Dataset records
———

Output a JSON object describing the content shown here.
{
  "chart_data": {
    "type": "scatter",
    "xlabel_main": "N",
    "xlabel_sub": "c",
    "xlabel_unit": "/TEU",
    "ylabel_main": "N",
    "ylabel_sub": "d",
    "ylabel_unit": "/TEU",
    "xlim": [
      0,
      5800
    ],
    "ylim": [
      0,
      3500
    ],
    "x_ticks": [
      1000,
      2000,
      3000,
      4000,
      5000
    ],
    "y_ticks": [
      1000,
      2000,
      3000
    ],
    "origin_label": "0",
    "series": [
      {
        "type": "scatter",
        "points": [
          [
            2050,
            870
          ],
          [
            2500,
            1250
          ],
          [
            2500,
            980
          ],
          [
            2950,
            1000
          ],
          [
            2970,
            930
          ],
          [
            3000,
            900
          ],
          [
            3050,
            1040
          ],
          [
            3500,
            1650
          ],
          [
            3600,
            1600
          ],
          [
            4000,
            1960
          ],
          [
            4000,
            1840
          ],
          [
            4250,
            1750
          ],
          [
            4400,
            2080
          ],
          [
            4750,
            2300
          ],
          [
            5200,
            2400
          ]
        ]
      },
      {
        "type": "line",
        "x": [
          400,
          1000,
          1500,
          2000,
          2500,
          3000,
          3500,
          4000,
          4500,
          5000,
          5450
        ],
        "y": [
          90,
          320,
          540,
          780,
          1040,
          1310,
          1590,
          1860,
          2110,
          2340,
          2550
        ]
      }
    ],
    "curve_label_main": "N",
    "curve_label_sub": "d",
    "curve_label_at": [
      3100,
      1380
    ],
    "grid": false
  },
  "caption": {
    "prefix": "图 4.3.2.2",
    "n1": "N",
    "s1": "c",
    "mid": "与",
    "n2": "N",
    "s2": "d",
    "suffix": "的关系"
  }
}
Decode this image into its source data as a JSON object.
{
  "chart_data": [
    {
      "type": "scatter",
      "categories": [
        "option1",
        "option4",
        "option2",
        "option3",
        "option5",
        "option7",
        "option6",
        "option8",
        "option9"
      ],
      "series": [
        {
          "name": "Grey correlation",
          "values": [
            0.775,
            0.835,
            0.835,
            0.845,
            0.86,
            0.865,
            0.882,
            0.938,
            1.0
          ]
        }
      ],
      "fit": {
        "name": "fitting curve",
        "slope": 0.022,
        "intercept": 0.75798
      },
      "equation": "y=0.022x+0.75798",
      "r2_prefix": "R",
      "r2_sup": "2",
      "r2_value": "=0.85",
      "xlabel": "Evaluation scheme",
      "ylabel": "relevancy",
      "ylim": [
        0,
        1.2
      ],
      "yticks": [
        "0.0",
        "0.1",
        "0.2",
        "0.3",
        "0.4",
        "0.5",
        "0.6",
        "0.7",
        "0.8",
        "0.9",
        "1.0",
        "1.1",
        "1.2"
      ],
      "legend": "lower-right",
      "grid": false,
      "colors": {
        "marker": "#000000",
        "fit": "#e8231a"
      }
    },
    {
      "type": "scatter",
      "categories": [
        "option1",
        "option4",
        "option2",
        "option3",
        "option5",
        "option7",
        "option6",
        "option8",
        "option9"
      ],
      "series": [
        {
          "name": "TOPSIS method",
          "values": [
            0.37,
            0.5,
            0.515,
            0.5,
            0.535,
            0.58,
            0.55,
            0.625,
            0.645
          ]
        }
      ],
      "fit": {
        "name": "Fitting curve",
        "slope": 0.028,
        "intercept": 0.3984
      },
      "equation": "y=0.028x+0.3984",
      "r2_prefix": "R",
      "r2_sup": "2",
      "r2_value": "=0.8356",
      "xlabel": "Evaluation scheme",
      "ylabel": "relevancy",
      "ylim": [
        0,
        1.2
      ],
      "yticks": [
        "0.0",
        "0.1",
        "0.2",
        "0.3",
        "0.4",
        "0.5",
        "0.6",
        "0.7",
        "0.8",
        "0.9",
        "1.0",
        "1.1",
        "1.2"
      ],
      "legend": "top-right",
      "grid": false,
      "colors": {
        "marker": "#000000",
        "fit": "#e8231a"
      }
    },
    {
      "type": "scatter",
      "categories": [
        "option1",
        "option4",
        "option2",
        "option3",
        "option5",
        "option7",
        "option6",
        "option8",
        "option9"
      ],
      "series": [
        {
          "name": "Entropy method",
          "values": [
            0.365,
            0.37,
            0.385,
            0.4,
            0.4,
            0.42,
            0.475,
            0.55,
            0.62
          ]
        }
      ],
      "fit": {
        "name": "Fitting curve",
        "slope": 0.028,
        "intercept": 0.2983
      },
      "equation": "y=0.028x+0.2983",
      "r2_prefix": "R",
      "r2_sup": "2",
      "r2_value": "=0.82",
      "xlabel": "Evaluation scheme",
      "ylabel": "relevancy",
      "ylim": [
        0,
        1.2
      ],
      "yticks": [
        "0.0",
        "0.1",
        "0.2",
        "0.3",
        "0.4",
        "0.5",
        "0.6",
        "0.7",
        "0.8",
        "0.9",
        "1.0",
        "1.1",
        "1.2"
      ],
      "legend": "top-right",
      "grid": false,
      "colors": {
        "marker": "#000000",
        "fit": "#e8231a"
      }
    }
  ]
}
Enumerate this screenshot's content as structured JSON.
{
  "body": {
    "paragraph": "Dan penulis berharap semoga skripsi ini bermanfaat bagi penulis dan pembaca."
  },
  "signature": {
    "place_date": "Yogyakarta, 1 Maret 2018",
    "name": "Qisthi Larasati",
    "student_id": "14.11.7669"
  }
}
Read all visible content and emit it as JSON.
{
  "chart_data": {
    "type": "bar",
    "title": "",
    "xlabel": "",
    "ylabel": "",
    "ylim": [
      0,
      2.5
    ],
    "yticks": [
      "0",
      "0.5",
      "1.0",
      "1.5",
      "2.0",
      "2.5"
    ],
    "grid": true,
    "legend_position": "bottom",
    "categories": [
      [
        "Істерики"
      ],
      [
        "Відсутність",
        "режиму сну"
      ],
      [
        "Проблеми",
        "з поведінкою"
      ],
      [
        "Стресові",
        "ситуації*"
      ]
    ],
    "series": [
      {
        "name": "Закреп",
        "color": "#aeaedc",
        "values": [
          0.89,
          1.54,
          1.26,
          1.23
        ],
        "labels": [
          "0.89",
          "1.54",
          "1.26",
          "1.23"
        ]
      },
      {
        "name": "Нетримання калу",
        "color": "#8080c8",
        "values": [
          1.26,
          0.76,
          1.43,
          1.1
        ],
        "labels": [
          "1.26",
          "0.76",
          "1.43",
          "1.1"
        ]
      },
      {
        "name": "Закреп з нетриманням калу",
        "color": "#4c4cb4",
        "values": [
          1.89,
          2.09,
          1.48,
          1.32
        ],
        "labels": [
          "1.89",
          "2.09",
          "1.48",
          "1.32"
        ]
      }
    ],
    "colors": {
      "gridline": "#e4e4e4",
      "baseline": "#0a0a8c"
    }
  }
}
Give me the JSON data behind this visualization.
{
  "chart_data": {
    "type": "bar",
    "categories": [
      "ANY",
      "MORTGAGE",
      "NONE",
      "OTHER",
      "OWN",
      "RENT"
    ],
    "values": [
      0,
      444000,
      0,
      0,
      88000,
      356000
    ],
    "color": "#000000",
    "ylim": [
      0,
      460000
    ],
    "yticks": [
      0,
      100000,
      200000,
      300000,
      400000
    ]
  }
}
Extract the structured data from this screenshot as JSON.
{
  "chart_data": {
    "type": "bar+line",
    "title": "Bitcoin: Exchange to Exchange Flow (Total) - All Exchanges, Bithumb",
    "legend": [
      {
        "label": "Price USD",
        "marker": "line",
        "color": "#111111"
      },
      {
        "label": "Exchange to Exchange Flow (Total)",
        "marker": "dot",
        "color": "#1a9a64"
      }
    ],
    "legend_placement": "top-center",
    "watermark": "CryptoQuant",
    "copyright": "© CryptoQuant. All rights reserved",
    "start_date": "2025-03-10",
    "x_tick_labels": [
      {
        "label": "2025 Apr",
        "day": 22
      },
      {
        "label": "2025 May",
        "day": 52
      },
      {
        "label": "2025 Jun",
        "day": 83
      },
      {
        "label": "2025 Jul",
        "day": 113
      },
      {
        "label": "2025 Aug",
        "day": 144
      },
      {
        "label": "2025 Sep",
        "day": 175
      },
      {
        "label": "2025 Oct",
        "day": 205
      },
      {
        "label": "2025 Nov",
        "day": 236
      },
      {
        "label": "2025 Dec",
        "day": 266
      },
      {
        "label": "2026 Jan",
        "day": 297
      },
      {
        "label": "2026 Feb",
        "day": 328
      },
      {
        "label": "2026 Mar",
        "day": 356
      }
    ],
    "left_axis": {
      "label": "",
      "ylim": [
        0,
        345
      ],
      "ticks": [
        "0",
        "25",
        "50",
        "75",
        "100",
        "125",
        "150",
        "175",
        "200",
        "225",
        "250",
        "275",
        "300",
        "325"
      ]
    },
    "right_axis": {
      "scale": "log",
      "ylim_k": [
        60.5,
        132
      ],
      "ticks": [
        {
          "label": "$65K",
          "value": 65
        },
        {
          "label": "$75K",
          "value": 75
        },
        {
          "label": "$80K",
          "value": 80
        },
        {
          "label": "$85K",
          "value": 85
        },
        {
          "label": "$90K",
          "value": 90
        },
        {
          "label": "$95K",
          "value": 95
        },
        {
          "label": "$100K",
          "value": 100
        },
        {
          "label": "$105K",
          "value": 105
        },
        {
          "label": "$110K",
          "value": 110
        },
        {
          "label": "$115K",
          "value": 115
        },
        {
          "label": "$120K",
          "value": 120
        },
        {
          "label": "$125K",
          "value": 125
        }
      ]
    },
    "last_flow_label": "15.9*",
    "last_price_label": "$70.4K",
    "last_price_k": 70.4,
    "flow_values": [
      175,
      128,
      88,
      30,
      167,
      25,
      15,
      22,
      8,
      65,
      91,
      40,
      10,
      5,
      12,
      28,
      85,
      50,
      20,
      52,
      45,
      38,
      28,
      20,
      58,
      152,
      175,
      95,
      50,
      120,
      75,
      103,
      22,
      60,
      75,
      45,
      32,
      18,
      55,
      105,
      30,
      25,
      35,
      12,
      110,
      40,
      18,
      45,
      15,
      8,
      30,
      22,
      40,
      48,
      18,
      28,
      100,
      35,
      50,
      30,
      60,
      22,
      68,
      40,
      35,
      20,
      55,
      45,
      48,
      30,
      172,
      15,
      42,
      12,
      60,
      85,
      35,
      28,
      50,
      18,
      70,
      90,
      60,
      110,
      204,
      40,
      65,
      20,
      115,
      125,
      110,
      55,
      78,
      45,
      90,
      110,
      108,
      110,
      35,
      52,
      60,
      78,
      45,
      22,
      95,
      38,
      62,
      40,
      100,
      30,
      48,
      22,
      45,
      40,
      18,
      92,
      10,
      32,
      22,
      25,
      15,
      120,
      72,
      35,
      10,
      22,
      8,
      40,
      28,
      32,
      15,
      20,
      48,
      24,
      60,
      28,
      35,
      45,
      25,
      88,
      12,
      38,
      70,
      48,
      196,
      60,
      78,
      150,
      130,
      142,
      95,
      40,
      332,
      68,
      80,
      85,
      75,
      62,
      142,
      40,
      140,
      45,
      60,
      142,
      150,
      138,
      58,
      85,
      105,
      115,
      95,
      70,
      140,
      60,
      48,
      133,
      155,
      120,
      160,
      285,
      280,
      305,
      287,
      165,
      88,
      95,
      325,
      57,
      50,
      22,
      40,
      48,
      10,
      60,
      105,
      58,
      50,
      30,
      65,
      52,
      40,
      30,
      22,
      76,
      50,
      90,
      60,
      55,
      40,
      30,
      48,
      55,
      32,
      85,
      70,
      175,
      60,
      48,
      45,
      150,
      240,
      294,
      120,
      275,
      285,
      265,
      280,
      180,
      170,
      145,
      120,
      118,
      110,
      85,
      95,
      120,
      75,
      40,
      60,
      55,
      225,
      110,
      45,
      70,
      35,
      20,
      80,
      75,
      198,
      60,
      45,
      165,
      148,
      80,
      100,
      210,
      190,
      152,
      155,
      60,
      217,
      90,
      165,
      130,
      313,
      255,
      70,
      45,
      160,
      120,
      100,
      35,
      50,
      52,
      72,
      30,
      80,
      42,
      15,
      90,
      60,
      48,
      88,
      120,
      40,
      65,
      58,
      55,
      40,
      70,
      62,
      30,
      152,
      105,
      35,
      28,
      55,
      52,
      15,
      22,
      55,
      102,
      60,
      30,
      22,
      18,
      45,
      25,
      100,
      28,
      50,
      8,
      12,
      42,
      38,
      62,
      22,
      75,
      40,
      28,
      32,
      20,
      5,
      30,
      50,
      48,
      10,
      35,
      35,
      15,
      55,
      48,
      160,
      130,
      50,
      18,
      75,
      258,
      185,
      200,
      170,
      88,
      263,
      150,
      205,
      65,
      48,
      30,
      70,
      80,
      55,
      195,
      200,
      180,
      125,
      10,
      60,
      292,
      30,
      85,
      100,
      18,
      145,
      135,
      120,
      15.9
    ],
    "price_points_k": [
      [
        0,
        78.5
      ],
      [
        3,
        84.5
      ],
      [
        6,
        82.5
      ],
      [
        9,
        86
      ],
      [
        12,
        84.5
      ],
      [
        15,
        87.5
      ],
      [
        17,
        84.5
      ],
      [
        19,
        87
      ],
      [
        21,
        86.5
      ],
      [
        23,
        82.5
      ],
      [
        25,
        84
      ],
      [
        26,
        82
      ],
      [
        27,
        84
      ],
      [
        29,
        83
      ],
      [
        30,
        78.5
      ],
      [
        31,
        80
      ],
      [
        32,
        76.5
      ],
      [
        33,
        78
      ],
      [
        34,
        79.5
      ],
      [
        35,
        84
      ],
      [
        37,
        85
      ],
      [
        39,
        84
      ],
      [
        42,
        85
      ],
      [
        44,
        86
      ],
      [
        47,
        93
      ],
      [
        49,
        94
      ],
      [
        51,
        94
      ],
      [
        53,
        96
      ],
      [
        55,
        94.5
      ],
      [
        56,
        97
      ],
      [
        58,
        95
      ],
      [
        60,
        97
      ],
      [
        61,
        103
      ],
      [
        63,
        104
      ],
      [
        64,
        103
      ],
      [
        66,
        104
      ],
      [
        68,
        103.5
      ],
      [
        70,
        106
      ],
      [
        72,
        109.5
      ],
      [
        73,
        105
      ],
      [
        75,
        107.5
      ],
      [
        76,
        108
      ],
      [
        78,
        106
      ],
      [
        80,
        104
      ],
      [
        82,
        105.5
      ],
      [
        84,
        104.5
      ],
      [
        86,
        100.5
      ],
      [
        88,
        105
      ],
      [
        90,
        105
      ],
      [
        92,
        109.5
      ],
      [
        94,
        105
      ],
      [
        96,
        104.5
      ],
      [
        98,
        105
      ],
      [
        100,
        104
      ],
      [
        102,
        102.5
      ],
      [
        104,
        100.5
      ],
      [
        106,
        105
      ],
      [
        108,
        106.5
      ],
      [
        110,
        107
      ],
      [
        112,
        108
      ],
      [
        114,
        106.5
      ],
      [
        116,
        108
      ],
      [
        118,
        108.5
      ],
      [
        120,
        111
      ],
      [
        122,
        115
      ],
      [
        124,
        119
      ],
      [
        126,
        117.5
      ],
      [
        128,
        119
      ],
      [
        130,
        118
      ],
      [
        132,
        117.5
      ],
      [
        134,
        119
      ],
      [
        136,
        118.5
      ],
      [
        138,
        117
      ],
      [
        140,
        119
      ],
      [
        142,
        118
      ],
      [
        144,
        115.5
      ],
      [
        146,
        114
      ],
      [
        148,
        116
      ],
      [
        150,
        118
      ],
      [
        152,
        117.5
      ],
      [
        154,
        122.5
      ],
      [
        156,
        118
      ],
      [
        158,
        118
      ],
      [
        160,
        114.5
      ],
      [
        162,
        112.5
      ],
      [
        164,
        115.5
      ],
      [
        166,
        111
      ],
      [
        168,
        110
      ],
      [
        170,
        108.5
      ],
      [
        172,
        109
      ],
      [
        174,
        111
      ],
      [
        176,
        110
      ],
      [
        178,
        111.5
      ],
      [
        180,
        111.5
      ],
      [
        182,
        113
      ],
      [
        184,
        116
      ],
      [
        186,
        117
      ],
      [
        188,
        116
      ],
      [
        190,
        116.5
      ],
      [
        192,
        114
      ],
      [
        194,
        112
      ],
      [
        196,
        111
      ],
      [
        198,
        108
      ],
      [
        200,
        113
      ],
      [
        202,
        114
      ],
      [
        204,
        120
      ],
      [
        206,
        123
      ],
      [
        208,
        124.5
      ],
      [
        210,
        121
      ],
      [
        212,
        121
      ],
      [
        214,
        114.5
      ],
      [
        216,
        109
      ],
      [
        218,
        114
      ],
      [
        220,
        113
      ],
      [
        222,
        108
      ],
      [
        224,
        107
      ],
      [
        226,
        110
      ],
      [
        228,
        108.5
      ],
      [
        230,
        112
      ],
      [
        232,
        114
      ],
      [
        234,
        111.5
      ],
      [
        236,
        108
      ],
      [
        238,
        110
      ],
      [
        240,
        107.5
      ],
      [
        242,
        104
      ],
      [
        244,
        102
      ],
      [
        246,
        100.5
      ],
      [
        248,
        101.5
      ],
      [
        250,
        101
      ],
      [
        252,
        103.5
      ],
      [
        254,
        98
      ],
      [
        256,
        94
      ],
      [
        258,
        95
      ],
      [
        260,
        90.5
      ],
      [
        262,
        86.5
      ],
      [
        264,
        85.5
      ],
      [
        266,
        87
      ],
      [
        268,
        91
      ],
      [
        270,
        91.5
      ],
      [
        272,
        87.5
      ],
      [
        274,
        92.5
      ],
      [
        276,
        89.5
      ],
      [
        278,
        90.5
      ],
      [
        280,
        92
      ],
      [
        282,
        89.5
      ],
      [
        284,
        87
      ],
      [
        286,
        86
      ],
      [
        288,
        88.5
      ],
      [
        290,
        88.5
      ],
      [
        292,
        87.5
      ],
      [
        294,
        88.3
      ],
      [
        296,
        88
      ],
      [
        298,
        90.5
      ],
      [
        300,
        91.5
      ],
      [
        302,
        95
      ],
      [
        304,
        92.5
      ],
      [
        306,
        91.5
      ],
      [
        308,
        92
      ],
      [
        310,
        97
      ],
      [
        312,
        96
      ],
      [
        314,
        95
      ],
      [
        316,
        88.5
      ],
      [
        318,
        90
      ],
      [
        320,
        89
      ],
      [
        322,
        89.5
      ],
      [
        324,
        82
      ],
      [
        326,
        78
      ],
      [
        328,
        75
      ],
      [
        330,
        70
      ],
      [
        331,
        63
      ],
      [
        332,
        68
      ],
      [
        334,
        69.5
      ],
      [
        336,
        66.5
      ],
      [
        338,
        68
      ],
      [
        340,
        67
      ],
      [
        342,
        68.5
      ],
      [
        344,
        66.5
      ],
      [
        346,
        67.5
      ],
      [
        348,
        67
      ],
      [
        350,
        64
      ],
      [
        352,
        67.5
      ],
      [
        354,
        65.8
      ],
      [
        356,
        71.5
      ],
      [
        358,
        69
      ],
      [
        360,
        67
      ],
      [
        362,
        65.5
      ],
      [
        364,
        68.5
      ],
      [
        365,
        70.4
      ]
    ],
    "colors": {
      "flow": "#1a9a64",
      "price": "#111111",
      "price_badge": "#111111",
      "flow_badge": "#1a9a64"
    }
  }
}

———

> [SHORT TASK]: For each line of the entries that includes "калу", show that line.

> [ANSWER TO THIS TASK]:
        "name": "Нетримання калу",
        "name": "Закреп з нетриманням калу",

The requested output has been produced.